Extracted data entries:
..........

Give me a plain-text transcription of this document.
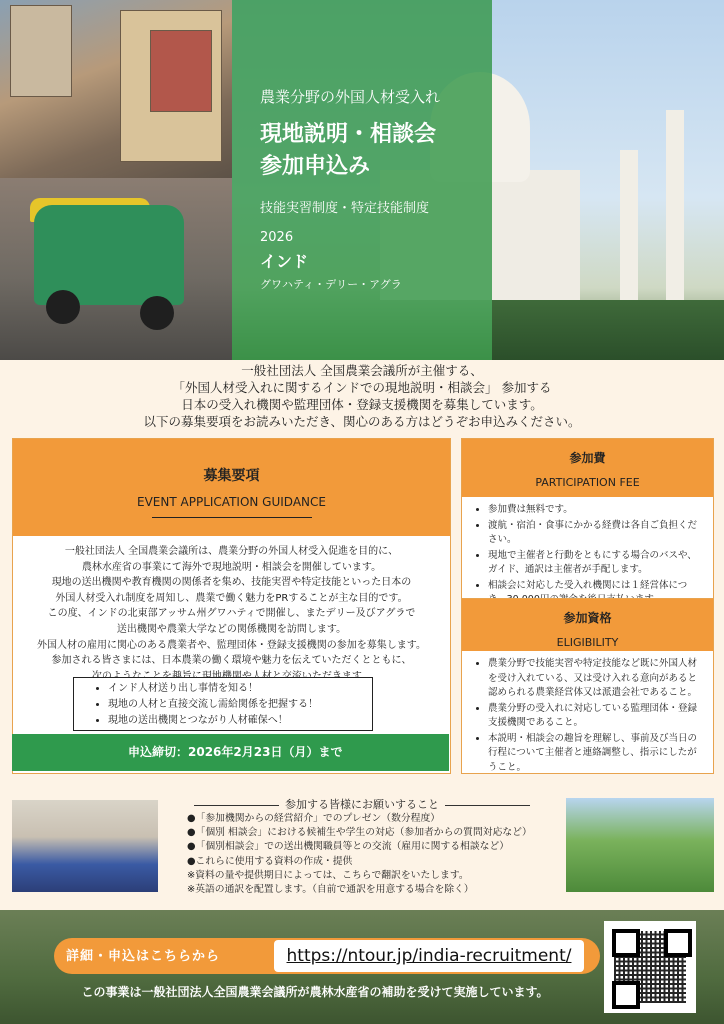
農業分野の外国人材受入れ
現地説明・相談会
参加申込み
技能実習制度・特定技能制度
2026
インド
グワハティ・デリー・アグラ
一般社団法人 全国農業会議所が主催する、
「外国人材受入れに関するインドでの現地説明・相談会」 参加する
日本の受入れ機関や監理団体・登録支援機関を募集しています。
以下の募集要項をお読みいただき、関心のある方はどうぞお申込みください。
募集要項
EVENT APPLICATION GUIDANCE
一般社団法人 全国農業会議所は、農業分野の外国人材受入促進を目的に、
農林水産省の事業にて海外で現地説明・相談会を開催しています。
現地の送出機関や教育機関の関係者を集め、技能実習や特定技能といった日本の
外国人材受入れ制度を周知し、農業で働く魅力をPRすることが主な目的です。
この度、インドの北東部アッサム州グワハティで開催し、またデリー及びアグラで
送出機関や農業大学などの関係機関を訪問します。
外国人材の雇用に関心のある農業者や、監理団体・登録支援機関の参加を募集します。
参加される皆さまには、日本農業の働く環境や魅力を伝えていただくとともに、
• インド人材送り出し事情を知る！
• 現地の人材と直接交流し需給関係を把握する！
• 現地の送出機関とつながり人材確保へ！
申込締切：2026年2月23日（月）まで
参加費
PARTICIPATION FEE
• 参加費は無料です。
• 渡航・宿泊・食事にかかる経費は各自ご負担ください。
• 現地で主催者と行動をともにする場合のバスや、ガイド、通訳は主催者が手配します。
• 相談会に対応した受入れ機関には１経営体につ
参加資格
ELIGIBILITY
• 農業分野で技能実習や特定技能など既に外国人材を受け入れている、又は受け入れる意向があると認められる農業経営体又は派遣会社であること。
• 農業分野の受入れに対応している監理団体・登録支援機関であること。
• 本説明・相談会の趣旨を理解し、事前及び当日の行程について主催者と連絡調整し、指示にしたがうこと。
参加する皆様にお願いすること
●「参加機関からの経営紹介」でのプレゼン（数分程度）
●「個別 相談会」における候補生や学生の対応（参加者からの質問対応など）
●「個別相談会」での送出機関職員等との交流（雇用に関する相談など）
●これらに使用する資料の作成・提供
※資料の量や提供期日によっては、こちらで翻訳をいたします。
※英語の通訳を配置します。（自前で通訳を用意する場合を除く）
詳細・申込はこちらから	https://ntour.jp/india-recruitment/
この事業は一般社団法人全国農業会議所が農林水産省の補助を受けて実施しています。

..........

> _Problem to solve_:
Write the listing above out again exactly, dropping each image.

> _Response to the exercise_:
Give me a plain-text transcription of this document.
農業分野の外国人材受入れ
現地説明・相談会
参加申込み
技能実習制度・特定技能制度
2026
インド
グワハティ・デリー・アグラ
一般社団法人 全国農業会議所が主催する、
「外国人材受入れに関するインドでの現地説明・相談会」 参加する
日本の受入れ機関や監理団体・登録支援機関を募集しています。
以下の募集要項をお読みいただき、関心のある方はどうぞお申込みください。
募集要項
EVENT APPLICATION GUIDANCE
一般社団法人 全国農業会議所は、農業分野の外国人材受入促進を目的に、
農林水産省の事業にて海外で現地説明・相談会を開催しています。
現地の送出機関や教育機関の関係者を集め、技能実習や特定技能といった日本の
外国人材受入れ制度を周知し、農業で働く魅力をPRすることが主な目的です。
この度、インドの北東部アッサム州グワハティで開催し、またデリー及びアグラで
送出機関や農業大学などの関係機関を訪問します。
外国人材の雇用に関心のある農業者や、監理団体・登録支援機関の参加を募集します。
参加される皆さまには、日本農業の働く環境や魅力を伝えていただくとともに、
• インド人材送り出し事情を知る！
• 現地の人材と直接交流し需給関係を把握する！
• 現地の送出機関とつながり人材確保へ！
申込締切：2026年2月23日（月）まで
参加費
PARTICIPATION FEE
• 参加費は無料です。
• 渡航・宿泊・食事にかかる経費は各自ご負担ください。
• 現地で主催者と行動をともにする場合のバスや、ガイド、通訳は主催者が手配します。
• 相談会に対応した受入れ機関には１経営体につ
参加資格
ELIGIBILITY
• 農業分野で技能実習や特定技能など既に外国人材を受け入れている、又は受け入れる意向があると認められる農業経営体又は派遣会社であること。
• 農業分野の受入れに対応している監理団体・登録支援機関であること。
• 本説明・相談会の趣旨を理解し、事前及び当日の行程について主催者と連絡調整し、指示にしたがうこと。
参加する皆様にお願いすること
●「参加機関からの経営紹介」でのプレゼン（数分程度）
●「個別 相談会」における候補生や学生の対応（参加者からの質問対応など）
●「個別相談会」での送出機関職員等との交流（雇用に関する相談など）
●これらに使用する資料の作成・提供
※資料の量や提供期日によっては、こちらで翻訳をいたします。
※英語の通訳を配置します。（自前で通訳を用意する場合を除く）
詳細・申込はこちらから	https://ntour.jp/india-recruitment/
この事業は一般社団法人全国農業会議所が農林水産省の補助を受けて実施しています。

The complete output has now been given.